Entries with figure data
□ □ □ □ □ □ □
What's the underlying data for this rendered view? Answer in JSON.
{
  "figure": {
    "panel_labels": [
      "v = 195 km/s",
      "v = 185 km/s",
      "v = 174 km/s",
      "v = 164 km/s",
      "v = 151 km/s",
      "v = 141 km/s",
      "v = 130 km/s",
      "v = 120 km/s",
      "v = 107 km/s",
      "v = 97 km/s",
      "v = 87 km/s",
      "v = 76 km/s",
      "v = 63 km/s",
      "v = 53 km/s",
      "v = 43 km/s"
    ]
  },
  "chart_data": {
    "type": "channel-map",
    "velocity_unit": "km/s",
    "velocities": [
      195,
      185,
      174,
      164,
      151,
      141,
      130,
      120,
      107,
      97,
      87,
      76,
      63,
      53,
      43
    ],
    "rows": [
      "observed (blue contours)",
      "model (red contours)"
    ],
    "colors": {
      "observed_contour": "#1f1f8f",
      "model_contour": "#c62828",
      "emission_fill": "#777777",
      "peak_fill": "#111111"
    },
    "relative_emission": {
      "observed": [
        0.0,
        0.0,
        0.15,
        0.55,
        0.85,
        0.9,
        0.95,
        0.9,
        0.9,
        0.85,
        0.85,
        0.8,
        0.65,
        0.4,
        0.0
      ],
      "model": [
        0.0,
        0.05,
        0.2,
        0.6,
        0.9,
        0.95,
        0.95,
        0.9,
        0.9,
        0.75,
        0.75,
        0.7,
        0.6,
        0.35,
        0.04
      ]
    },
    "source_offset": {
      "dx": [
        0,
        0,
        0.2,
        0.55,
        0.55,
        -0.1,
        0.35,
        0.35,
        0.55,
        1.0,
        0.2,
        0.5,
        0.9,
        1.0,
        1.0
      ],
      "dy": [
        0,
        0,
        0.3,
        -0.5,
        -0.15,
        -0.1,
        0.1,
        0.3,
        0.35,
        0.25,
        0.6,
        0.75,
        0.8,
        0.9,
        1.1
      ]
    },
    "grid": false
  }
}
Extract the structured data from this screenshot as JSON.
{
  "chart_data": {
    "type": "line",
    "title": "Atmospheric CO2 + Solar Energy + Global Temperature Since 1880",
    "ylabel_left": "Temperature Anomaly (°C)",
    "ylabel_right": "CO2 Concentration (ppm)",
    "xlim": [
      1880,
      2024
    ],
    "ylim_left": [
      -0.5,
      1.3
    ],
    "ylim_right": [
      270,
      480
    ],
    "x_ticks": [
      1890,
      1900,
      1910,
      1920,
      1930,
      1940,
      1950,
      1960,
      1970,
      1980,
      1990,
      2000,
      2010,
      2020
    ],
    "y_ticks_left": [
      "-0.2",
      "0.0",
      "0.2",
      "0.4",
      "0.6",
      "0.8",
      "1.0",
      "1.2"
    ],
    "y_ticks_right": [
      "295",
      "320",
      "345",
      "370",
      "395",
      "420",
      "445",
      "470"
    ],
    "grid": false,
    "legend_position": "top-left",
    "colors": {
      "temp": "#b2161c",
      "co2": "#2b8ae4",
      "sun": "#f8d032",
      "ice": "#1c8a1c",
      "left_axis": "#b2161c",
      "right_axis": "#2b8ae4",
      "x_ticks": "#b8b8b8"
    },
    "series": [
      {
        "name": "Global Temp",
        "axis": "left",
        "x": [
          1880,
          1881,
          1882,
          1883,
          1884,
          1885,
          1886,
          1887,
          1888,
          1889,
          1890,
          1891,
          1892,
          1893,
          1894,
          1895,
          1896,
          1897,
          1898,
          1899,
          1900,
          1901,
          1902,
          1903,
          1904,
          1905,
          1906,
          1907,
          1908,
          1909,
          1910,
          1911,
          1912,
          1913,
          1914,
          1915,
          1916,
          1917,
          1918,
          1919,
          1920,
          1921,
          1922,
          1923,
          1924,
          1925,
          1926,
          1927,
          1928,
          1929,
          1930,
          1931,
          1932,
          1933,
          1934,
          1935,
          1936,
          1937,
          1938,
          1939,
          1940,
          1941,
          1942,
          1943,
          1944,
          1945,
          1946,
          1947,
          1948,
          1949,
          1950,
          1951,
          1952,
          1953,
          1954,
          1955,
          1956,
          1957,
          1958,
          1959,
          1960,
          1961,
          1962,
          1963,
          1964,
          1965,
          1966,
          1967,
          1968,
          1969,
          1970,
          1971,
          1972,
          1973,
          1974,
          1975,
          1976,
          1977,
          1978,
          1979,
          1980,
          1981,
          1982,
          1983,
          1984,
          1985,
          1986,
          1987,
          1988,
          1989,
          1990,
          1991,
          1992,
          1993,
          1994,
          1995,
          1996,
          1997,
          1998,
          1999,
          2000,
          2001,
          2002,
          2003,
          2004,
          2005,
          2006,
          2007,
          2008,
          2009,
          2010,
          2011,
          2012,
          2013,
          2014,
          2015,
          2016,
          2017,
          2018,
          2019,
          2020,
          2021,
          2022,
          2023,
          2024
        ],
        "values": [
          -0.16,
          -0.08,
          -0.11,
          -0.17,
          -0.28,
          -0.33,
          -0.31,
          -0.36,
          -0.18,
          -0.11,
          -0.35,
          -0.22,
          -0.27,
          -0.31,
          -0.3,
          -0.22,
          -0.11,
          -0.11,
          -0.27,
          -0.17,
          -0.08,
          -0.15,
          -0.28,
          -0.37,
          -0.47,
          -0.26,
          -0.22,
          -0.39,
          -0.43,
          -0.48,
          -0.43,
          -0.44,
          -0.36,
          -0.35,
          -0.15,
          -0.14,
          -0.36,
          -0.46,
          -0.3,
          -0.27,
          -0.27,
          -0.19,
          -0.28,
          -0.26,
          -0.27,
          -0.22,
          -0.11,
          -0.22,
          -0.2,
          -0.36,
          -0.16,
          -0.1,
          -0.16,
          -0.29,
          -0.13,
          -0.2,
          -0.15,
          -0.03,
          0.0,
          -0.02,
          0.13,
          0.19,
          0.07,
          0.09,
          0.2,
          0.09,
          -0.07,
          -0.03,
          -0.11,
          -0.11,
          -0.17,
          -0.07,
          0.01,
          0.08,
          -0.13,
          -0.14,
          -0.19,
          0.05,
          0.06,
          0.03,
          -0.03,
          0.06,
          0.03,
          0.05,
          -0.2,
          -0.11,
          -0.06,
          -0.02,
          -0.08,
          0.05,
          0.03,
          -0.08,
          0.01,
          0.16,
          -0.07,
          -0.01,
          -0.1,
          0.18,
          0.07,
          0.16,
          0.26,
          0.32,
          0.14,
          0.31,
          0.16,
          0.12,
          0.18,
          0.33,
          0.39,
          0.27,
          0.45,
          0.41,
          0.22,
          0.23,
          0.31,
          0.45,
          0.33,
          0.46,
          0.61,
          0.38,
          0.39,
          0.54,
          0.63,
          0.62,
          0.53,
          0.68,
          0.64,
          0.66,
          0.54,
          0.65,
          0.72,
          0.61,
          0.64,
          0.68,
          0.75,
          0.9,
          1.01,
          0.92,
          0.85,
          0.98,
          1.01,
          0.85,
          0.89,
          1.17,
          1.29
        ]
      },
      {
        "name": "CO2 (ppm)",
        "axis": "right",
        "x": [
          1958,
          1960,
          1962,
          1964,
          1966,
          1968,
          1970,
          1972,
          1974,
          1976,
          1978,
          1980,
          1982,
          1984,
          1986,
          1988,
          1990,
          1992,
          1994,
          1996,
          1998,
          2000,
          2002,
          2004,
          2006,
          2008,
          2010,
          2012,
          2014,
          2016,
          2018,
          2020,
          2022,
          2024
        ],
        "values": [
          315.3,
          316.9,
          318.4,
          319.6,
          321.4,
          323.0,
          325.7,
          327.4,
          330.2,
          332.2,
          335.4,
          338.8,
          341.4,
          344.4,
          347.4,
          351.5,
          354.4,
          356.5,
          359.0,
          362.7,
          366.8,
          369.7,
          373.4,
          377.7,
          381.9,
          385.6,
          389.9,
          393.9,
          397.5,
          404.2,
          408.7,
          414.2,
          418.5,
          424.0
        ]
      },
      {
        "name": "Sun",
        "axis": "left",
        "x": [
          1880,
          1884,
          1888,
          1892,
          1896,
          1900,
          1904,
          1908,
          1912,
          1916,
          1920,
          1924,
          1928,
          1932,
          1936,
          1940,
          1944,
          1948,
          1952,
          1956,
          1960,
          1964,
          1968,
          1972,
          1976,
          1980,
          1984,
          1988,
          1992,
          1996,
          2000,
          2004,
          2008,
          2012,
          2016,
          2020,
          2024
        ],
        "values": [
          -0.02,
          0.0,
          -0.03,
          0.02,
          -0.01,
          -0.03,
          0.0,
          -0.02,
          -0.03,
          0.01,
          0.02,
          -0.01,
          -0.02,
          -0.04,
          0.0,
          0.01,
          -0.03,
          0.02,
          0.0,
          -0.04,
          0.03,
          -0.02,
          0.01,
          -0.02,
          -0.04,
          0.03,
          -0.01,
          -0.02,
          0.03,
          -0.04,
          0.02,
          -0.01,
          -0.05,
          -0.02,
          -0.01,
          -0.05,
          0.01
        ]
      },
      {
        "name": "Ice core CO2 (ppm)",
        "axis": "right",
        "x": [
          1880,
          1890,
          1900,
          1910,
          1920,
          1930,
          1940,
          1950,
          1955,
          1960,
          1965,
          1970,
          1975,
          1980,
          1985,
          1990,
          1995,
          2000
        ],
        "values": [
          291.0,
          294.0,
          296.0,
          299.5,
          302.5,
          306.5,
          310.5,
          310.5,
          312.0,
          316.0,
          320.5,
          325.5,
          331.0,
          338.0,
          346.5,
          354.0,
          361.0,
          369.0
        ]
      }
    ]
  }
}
□ □ □ □ □ □ □
_Exercise directions:_
Search the records for the string "this" and return every line in which it occurs.

_Task result:_
What's the underlying data for this rendered view? Answer in JSON.
Extract the structured data from this screenshot as JSON.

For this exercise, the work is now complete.